◆ Written problem
Faithfully return all lines, omitting every embedded picture.

= = = = =

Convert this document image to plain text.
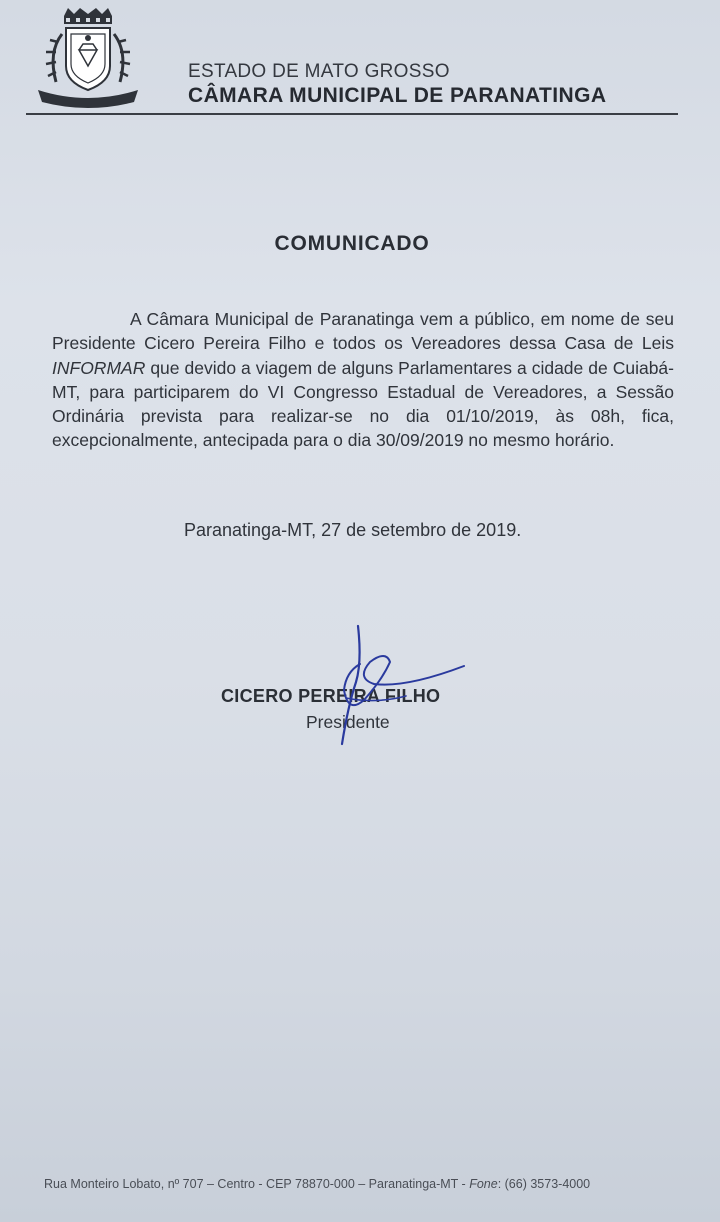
ESTADO DE MATO GROSSO
CÂMARA MUNICIPAL DE PARANATINGA
COMUNICADO

A Câmara Municipal de Paranatinga vem a público, em nome de seu Presidente Cicero Pereira Filho e todos os Vereadores dessa Casa de Leis INFORMAR que devido a viagem de alguns Parlamentares a cidade de Cuiabá-MT, para participarem do VI Congresso Estadual de Vereadores, a Sessão Ordinária prevista para realizar-se no dia 01/10/2019, às 08h, fica, excepcionalmente, antecipada para o dia 30/09/2019 no mesmo horário.

Paranatinga-MT, 27 de setembro de 2019.
CICERO PEREIRA FILHO
Presidente
Rua Monteiro Lobato, nº 707 – Centro - CEP 78870-000 – Paranatinga-MT - Fone: (66) 3573-4000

= = = = =

◆ Correct response
Convert this document image to plain text.
ESTADO DE MATO GROSSO
CÂMARA MUNICIPAL DE PARANATINGA
COMUNICADO

A Câmara Municipal de Paranatinga vem a público, em nome de seu Presidente Cicero Pereira Filho e todos os Vereadores dessa Casa de Leis INFORMAR que devido a viagem de alguns Parlamentares a cidade de Cuiabá-MT, para participarem do VI Congresso Estadual de Vereadores, a Sessão Ordinária prevista para realizar-se no dia 01/10/2019, às 08h, fica, excepcionalmente, antecipada para o dia 30/09/2019 no mesmo horário.

Paranatinga-MT, 27 de setembro de 2019.
CICERO PEREIRA FILHO
Presidente
Rua Monteiro Lobato, nº 707 – Centro - CEP 78870-000 – Paranatinga-MT - Fone: (66) 3573-4000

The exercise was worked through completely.